§ **What you will do**: All of the lines below are to be printed again exactly; images are excluded from the output.
┌──
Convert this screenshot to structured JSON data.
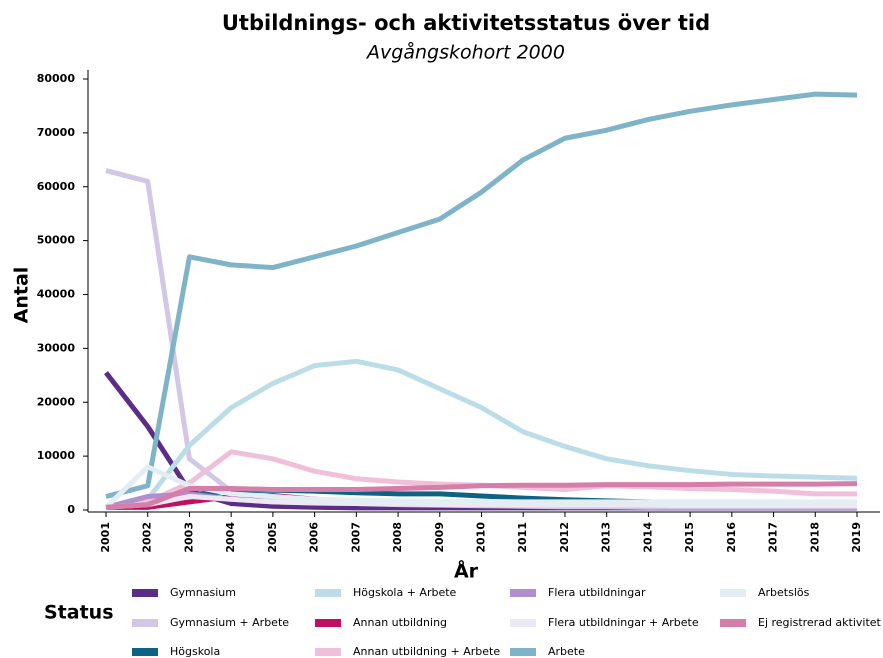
{
  "chart_data": {
    "type": "line",
    "title": "Utbildnings- och aktivitetsstatus över tid",
    "subtitle": "Avgångskohort 2000",
    "y_label": "Antal",
    "x_label": "År",
    "legend_title": "Status",
    "categories": [
      "2001",
      "2002",
      "2003",
      "2004",
      "2005",
      "2006",
      "2007",
      "2008",
      "2009",
      "2010",
      "2011",
      "2012",
      "2013",
      "2014",
      "2015",
      "2016",
      "2017",
      "2018",
      "2019"
    ],
    "ylim": [
      0,
      80000
    ],
    "yticks": [
      0,
      10000,
      20000,
      30000,
      40000,
      50000,
      60000,
      70000,
      80000
    ],
    "series": [
      {
        "name": "Gymnasium",
        "color": "#5b2d86",
        "values": [
          25500,
          15500,
          3500,
          1200,
          700,
          500,
          400,
          400,
          400,
          400,
          400,
          400,
          400,
          400,
          400,
          400,
          400,
          400,
          400
        ]
      },
      {
        "name": "Gymnasium + Arbete",
        "color": "#d2c7e4",
        "values": [
          63000,
          61000,
          9500,
          3500,
          2000,
          1500,
          1200,
          1000,
          900,
          800,
          700,
          600,
          600,
          500,
          500,
          500,
          500,
          500,
          500
        ]
      },
      {
        "name": "Högskola",
        "color": "#0e6384",
        "values": [
          500,
          500,
          2800,
          3500,
          3700,
          3500,
          3200,
          3000,
          3000,
          2600,
          2200,
          1900,
          1700,
          1500,
          1300,
          1200,
          1100,
          1000,
          1000
        ]
      },
      {
        "name": "Högskola + Arbete",
        "color": "#bcdde8",
        "values": [
          500,
          2000,
          12000,
          19000,
          23500,
          26800,
          27600,
          26000,
          22500,
          19000,
          14500,
          11800,
          9500,
          8200,
          7300,
          6600,
          6300,
          6100,
          5900
        ]
      },
      {
        "name": "Annan utbildning",
        "color": "#c0105f",
        "values": [
          500,
          500,
          1500,
          2500,
          2700,
          2000,
          1600,
          1500,
          1500,
          1500,
          1500,
          1400,
          1300,
          1200,
          1100,
          1000,
          1000,
          900,
          900
        ]
      },
      {
        "name": "Annan utbildning + Arbete",
        "color": "#f0bfd9",
        "values": [
          500,
          1500,
          5000,
          10800,
          9500,
          7200,
          5800,
          5200,
          4800,
          4600,
          4200,
          3800,
          4500,
          4300,
          4000,
          3800,
          3500,
          3000,
          3000
        ]
      },
      {
        "name": "Flera utbildningar",
        "color": "#b08fcc",
        "values": [
          500,
          2500,
          3000,
          2000,
          1500,
          1300,
          1200,
          1100,
          1000,
          1000,
          900,
          900,
          900,
          900,
          800,
          800,
          800,
          800,
          800
        ]
      },
      {
        "name": "Flera utbildningar + Arbete",
        "color": "#ece8f4",
        "values": [
          500,
          1000,
          2500,
          2000,
          1500,
          1300,
          1200,
          1100,
          1000,
          1000,
          900,
          900,
          900,
          900,
          800,
          800,
          800,
          800,
          800
        ]
      },
      {
        "name": "Arbete",
        "color": "#7fb3c8",
        "values": [
          2500,
          4500,
          47000,
          45500,
          45000,
          47000,
          49000,
          51500,
          54000,
          59000,
          65000,
          69000,
          70500,
          72500,
          74000,
          75200,
          76200,
          77200,
          77000
        ]
      },
      {
        "name": "Arbetslös",
        "color": "#e2eef4",
        "values": [
          500,
          8000,
          4500,
          3000,
          2500,
          2000,
          1800,
          1700,
          1600,
          1600,
          1500,
          1500,
          1500,
          1500,
          1500,
          1500,
          1500,
          1500,
          1500
        ]
      },
      {
        "name": "Ej registrerad aktivitet",
        "color": "#d47ea9",
        "values": [
          500,
          1000,
          4000,
          4000,
          3800,
          3800,
          3800,
          4000,
          4200,
          4500,
          4600,
          4600,
          4700,
          4700,
          4700,
          4800,
          4800,
          4800,
          4900
        ]
      }
    ]
  }
}
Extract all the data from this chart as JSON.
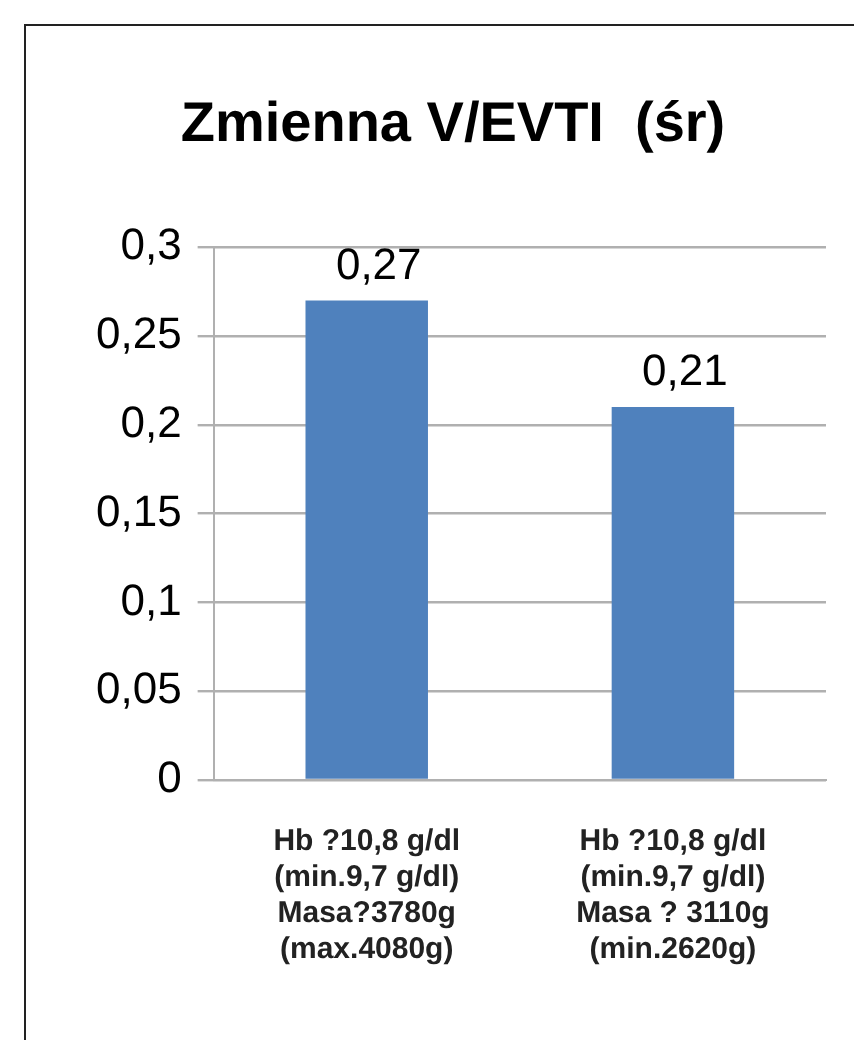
{
  "chart_data": {
    "type": "bar",
    "title": "Zmienna V/EVTI  (śr)",
    "categories": [
      "Hb ?10,8 g/dl\n(min.9,7 g/dl)\nMasa?3780g\n(max.4080g)",
      "Hb ?10,8 g/dl\n(min.9,7 g/dl)\nMasa ? 3110g\n(min.2620g)"
    ],
    "values": [
      0.27,
      0.21
    ],
    "color": "#4f81bd",
    "value_labels": [
      "0,27",
      "0,21"
    ],
    "ylim": [
      0,
      0.3
    ],
    "yticks": [
      0,
      {
        "value": 0.05,
        "label": "0,05"
      },
      {
        "value": 0.1,
        "label": "0,1"
      },
      {
        "value": 0.15,
        "label": "0,15"
      },
      {
        "value": 0.2,
        "label": "0,2"
      },
      {
        "value": 0.25,
        "label": "0,25"
      },
      {
        "value": 0.3,
        "label": "0,3"
      }
    ],
    "grid": "y"
  }
}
└──
§ **Response to this exercise**:
Convert this screenshot to structured JSON data.
{
  "chart_data": {
    "type": "line",
    "title": "Utbildnings- och aktivitetsstatus över tid",
    "subtitle": "Avgångskohort 2000",
    "y_label": "Antal",
    "x_label": "År",
    "legend_title": "Status",
    "categories": [
      "2001",
      "2002",
      "2003",
      "2004",
      "2005",
      "2006",
      "2007",
      "2008",
      "2009",
      "2010",
      "2011",
      "2012",
      "2013",
      "2014",
      "2015",
      "2016",
      "2017",
      "2018",
      "2019"
    ],
    "ylim": [
      0,
      80000
    ],
    "yticks": [
      0,
      10000,
      20000,
      30000,
      40000,
      50000,
      60000,
      70000,
      80000
    ],
    "series": [
      {
        "name": "Gymnasium",
        "color": "#5b2d86",
        "values": [
          25500,
          15500,
          3500,
          1200,
          700,
          500,
          400,
          400,
          400,
          400,
          400,
          400,
          400,
          400,
          400,
          400,
          400,
          400,
          400
        ]
      },
      {
        "name": "Gymnasium + Arbete",
        "color": "#d2c7e4",
        "values": [
          63000,
          61000,
          9500,
          3500,
          2000,
          1500,
          1200,
          1000,
          900,
          800,
          700,
          600,
          600,
          500,
          500,
          500,
          500,
          500,
          500
        ]
      },
      {
        "name": "Högskola",
        "color": "#0e6384",
        "values": [
          500,
          500,
          2800,
          3500,
          3700,
          3500,
          3200,
          3000,
          3000,
          2600,
          2200,
          1900,
          1700,
          1500,
          1300,
          1200,
          1100,
          1000,
          1000
        ]
      },
      {
        "name": "Högskola + Arbete",
        "color": "#bcdde8",
        "values": [
          500,
          2000,
          12000,
          19000,
          23500,
          26800,
          27600,
          26000,
          22500,
          19000,
          14500,
          11800,
          9500,
          8200,
          7300,
          6600,
          6300,
          6100,
          5900
        ]
      },
      {
        "name": "Annan utbildning",
        "color": "#c0105f",
        "values": [
          500,
          500,
          1500,
          2500,
          2700,
          2000,
          1600,
          1500,
          1500,
          1500,
          1500,
          1400,
          1300,
          1200,
          1100,
          1000,
          1000,
          900,
          900
        ]
      },
      {
        "name": "Annan utbildning + Arbete",
        "color": "#f0bfd9",
        "values": [
          500,
          1500,
          5000,
          10800,
          9500,
          7200,
          5800,
          5200,
          4800,
          4600,
          4200,
          3800,
          4500,
          4300,
          4000,
          3800,
          3500,
          3000,
          3000
        ]
      },
      {
        "name": "Flera utbildningar",
        "color": "#b08fcc",
        "values": [
          500,
          2500,
          3000,
          2000,
          1500,
          1300,
          1200,
          1100,
          1000,
          1000,
          900,
          900,
          900,
          900,
          800,
          800,
          800,
          800,
          800
        ]
      },
      {
        "name": "Flera utbildningar + Arbete",
        "color": "#ece8f4",
        "values": [
          500,
          1000,
          2500,
          2000,
          1500,
          1300,
          1200,
          1100,
          1000,
          1000,
          900,
          900,
          900,
          900,
          800,
          800,
          800,
          800,
          800
        ]
      },
      {
        "name": "Arbete",
        "color": "#7fb3c8",
        "values": [
          2500,
          4500,
          47000,
          45500,
          45000,
          47000,
          49000,
          51500,
          54000,
          59000,
          65000,
          69000,
          70500,
          72500,
          74000,
          75200,
          76200,
          77200,
          77000
        ]
      },
      {
        "name": "Arbetslös",
        "color": "#e2eef4",
        "values": [
          500,
          8000,
          4500,
          3000,
          2500,
          2000,
          1800,
          1700,
          1600,
          1600,
          1500,
          1500,
          1500,
          1500,
          1500,
          1500,
          1500,
          1500,
          1500
        ]
      },
      {
        "name": "Ej registrerad aktivitet",
        "color": "#d47ea9",
        "values": [
          500,
          1000,
          4000,
          4000,
          3800,
          3800,
          3800,
          4000,
          4200,
          4500,
          4600,
          4600,
          4700,
          4700,
          4700,
          4800,
          4800,
          4800,
          4900
        ]
      }
    ]
  }
}
Extract all the data from this chart as JSON.
{
  "chart_data": {
    "type": "bar",
    "title": "Zmienna V/EVTI  (śr)",
    "categories": [
      "Hb ?10,8 g/dl\n(min.9,7 g/dl)\nMasa?3780g\n(max.4080g)",
      "Hb ?10,8 g/dl\n(min.9,7 g/dl)\nMasa ? 3110g\n(min.2620g)"
    ],
    "values": [
      0.27,
      0.21
    ],
    "color": "#4f81bd",
    "value_labels": [
      "0,27",
      "0,21"
    ],
    "ylim": [
      0,
      0.3
    ],
    "yticks": [
      0,
      {
        "value": 0.05,
        "label": "0,05"
      },
      {
        "value": 0.1,
        "label": "0,1"
      },
      {
        "value": 0.15,
        "label": "0,15"
      },
      {
        "value": 0.2,
        "label": "0,2"
      },
      {
        "value": 0.25,
        "label": "0,25"
      },
      {
        "value": 0.3,
        "label": "0,3"
      }
    ],
    "grid": "y"
  }
}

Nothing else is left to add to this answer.